◆ DATASET
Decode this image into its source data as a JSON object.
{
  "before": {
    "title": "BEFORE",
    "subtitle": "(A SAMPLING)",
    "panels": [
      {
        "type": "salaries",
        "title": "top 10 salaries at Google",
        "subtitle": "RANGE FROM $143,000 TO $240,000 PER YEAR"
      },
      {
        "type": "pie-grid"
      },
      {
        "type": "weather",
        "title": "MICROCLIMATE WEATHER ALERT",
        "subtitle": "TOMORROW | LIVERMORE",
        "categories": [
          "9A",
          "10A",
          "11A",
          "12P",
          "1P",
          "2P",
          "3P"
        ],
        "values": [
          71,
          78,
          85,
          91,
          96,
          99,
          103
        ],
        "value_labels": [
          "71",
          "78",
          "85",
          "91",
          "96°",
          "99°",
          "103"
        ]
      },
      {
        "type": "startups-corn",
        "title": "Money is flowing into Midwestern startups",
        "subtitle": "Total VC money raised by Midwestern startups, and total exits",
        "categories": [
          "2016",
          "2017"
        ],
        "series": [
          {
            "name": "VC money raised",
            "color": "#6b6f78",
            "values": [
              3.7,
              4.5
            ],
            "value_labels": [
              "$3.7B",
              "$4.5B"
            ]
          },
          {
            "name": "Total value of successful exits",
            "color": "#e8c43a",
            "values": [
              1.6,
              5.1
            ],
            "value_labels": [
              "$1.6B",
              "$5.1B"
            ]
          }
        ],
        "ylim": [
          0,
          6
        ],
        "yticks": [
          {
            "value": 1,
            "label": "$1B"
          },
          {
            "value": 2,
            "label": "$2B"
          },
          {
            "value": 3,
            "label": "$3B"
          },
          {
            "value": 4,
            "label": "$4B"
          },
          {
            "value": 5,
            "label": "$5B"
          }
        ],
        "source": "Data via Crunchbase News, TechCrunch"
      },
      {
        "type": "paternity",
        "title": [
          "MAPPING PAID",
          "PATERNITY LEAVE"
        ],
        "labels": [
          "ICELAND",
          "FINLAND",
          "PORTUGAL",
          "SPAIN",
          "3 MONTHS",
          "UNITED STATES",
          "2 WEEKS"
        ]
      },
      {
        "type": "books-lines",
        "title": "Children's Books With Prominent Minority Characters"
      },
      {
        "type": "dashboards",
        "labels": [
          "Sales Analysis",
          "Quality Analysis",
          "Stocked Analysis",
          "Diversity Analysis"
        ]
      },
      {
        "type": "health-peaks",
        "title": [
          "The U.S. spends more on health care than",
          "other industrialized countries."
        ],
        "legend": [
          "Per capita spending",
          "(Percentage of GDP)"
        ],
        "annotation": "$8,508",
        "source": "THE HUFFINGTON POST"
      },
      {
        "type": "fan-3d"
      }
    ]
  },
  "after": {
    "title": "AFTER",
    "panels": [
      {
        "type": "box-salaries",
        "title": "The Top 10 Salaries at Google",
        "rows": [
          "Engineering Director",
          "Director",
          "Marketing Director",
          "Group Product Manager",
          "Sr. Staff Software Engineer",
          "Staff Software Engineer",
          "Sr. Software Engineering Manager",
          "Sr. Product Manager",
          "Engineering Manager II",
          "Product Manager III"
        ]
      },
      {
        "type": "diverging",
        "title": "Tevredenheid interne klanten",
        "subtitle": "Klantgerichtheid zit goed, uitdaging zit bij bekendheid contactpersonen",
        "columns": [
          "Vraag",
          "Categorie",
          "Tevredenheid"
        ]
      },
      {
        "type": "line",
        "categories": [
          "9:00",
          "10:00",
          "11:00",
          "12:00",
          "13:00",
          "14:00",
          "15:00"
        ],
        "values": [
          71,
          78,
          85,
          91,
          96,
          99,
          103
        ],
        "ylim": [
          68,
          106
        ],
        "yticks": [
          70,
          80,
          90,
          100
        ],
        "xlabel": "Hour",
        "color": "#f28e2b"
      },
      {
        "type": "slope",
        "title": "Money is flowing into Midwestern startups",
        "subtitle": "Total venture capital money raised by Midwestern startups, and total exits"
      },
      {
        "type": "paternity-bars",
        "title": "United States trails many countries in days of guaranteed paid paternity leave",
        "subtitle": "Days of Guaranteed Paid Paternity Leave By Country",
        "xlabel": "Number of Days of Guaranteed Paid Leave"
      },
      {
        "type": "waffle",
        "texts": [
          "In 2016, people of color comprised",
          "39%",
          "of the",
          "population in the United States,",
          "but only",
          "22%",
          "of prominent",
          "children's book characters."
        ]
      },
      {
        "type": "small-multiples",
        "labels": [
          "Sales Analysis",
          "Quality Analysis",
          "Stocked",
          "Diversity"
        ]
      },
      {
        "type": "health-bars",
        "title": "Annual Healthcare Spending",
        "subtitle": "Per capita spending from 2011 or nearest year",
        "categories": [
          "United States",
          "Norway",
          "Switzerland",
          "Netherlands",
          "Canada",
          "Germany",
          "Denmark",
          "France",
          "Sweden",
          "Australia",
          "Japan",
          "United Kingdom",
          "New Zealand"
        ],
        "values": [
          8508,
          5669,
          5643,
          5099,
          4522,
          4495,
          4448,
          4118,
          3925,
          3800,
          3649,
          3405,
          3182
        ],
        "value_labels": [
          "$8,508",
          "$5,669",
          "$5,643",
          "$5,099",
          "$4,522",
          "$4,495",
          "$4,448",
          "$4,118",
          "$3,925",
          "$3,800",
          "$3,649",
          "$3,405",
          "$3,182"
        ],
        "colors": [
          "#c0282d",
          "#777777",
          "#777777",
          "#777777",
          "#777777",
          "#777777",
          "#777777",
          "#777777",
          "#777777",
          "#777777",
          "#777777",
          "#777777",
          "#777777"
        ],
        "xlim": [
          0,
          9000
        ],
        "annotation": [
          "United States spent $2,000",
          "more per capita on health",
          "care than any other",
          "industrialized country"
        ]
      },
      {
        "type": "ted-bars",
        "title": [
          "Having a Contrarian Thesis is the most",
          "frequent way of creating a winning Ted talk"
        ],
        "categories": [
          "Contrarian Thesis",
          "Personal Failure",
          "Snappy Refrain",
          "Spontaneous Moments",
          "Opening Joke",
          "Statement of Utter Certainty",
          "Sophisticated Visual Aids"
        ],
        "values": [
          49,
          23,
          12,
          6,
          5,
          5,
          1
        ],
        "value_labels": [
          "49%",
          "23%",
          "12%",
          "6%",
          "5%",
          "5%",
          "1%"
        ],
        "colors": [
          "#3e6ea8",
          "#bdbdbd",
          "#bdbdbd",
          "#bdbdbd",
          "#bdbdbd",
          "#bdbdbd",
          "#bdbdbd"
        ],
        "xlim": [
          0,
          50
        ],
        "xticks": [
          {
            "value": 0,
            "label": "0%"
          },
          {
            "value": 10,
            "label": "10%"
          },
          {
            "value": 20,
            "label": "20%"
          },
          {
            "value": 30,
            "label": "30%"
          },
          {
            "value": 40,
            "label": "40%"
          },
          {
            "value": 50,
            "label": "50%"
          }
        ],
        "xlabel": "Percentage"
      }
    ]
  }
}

◆ WHAT TO PRODUCE
Filter the listing above for the string "industrialized" and copy every matching line.

◆ EXERCISE RESPONSE
          "other industrialized countries."
          "industrialized country"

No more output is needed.